* Start INPUT FOR THIS TASK *
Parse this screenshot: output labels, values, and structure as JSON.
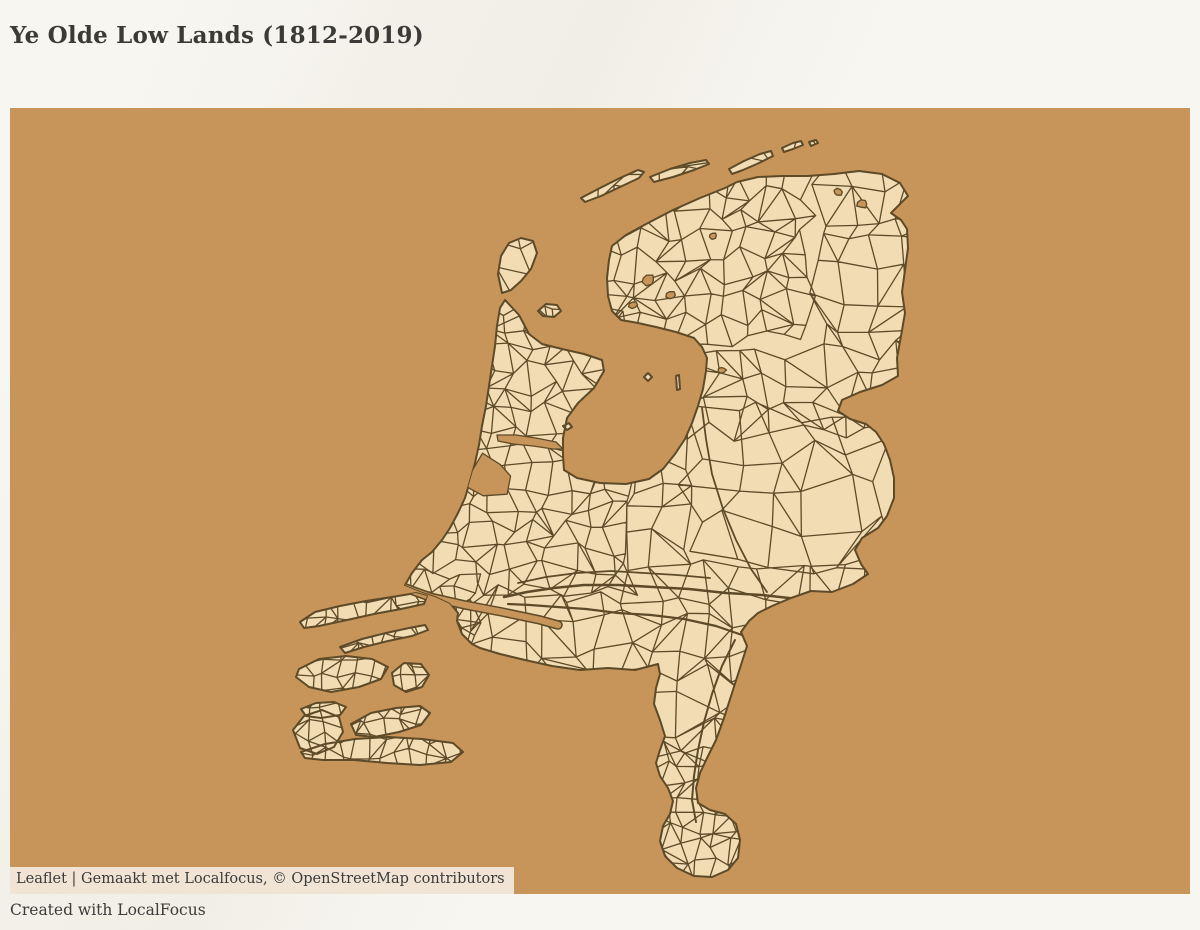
{
  "header": {
    "title": "Ye Olde Low Lands (1812-2019)"
  },
  "map": {
    "attribution": {
      "leaflet_label": "Leaflet",
      "middle_text": " | Gemaakt met Localfocus, ",
      "osm_text": "© OpenStreetMap contributors"
    },
    "colors": {
      "sea": "#c79459",
      "land": "#f1dcb3",
      "border": "#5d4a28",
      "attribution_bg": "rgba(255,255,255,0.75)",
      "attribution_text": "#3a3a3a"
    }
  },
  "footer": {
    "credit": "Created with LocalFocus"
  },
  "page": {
    "background": "#f7f6f1",
    "title_color": "#3b3a37"
  }
}
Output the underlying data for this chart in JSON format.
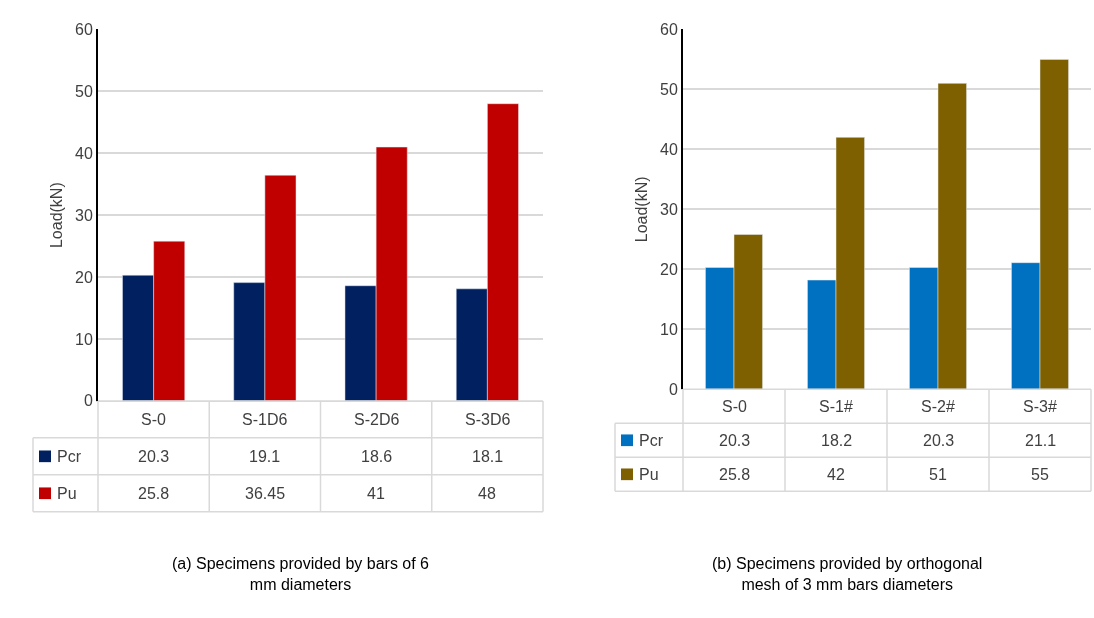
{
  "chart_data": [
    {
      "type": "bar",
      "title": "(a) Specimens provided by bars of 6 mm diameters",
      "ylabel": "Load(kN)",
      "categories": [
        "S-0",
        "S-1D6",
        "S-2D6",
        "S-3D6"
      ],
      "series": [
        {
          "name": "Pcr",
          "color": "#002060",
          "values": [
            20.3,
            19.1,
            18.6,
            18.1
          ]
        },
        {
          "name": "Pu",
          "color": "#c00000",
          "values": [
            25.8,
            36.45,
            41,
            48
          ]
        }
      ],
      "ylim": [
        0,
        60
      ],
      "yticks": [
        0,
        10,
        20,
        30,
        40,
        50,
        60
      ],
      "grid": "y",
      "legend": "bottom",
      "data_labels": true
    },
    {
      "type": "bar",
      "title": "(b) Specimens provided by orthogonal mesh of 3 mm bars diameters",
      "ylabel": "Load(kN)",
      "categories": [
        "S-0",
        "S-1#",
        "S-2#",
        "S-3#"
      ],
      "series": [
        {
          "name": "Pcr",
          "color": "#0070c0",
          "values": [
            20.3,
            18.2,
            20.3,
            21.1
          ]
        },
        {
          "name": "Pu",
          "color": "#7f6000",
          "values": [
            25.8,
            42,
            51,
            55
          ]
        }
      ],
      "ylim": [
        0,
        60
      ],
      "yticks": [
        0,
        10,
        20,
        30,
        40,
        50,
        60
      ],
      "grid": "y",
      "legend": "bottom",
      "data_labels": true
    }
  ]
}
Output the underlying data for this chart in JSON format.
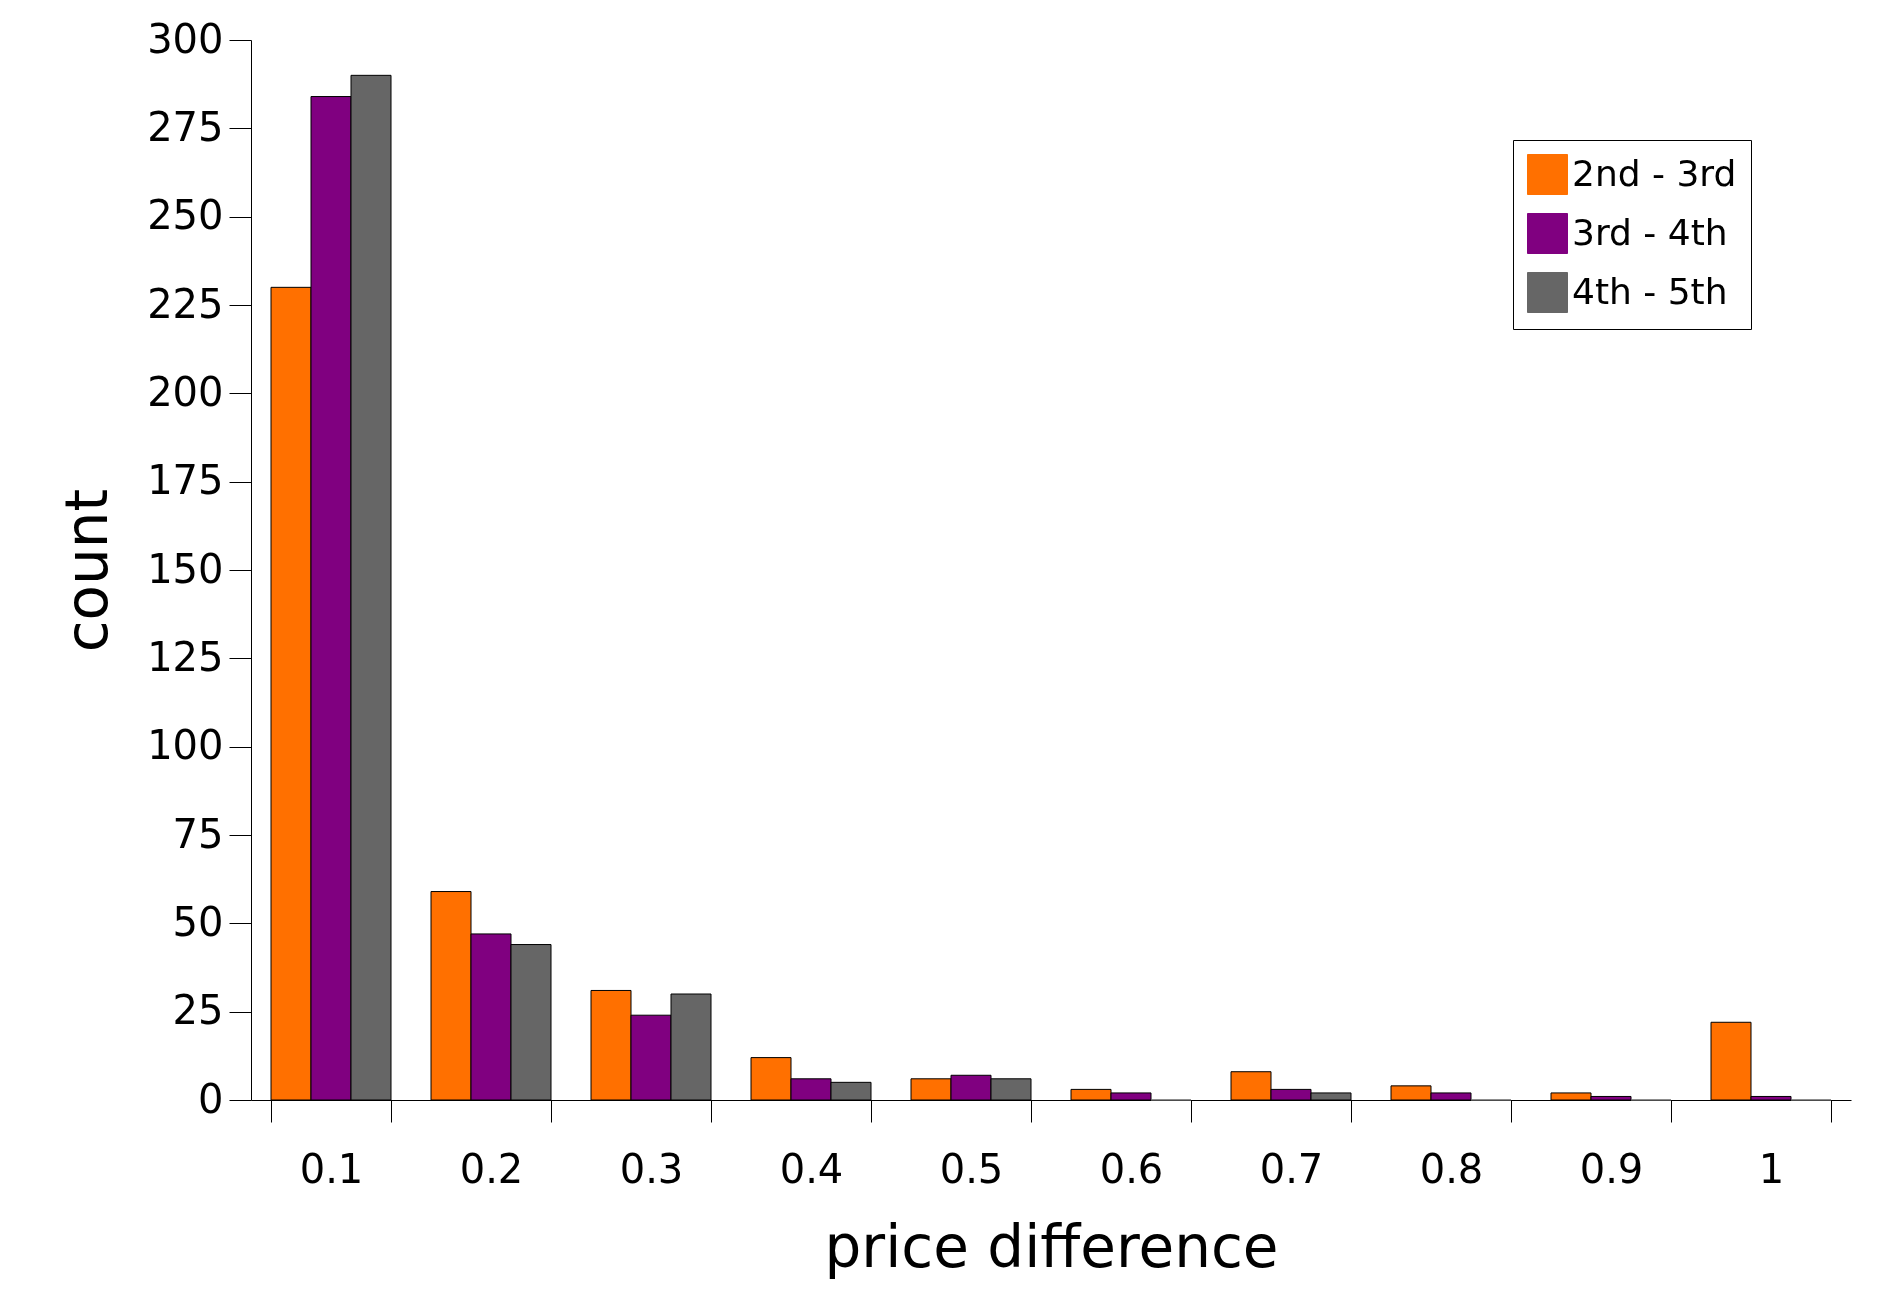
* End INPUT FOR THIS TASK *
A single figure is required: the number of lines above in which the word "provided" occurs.

*ANSWER FOR THIS EXERCISE:* 2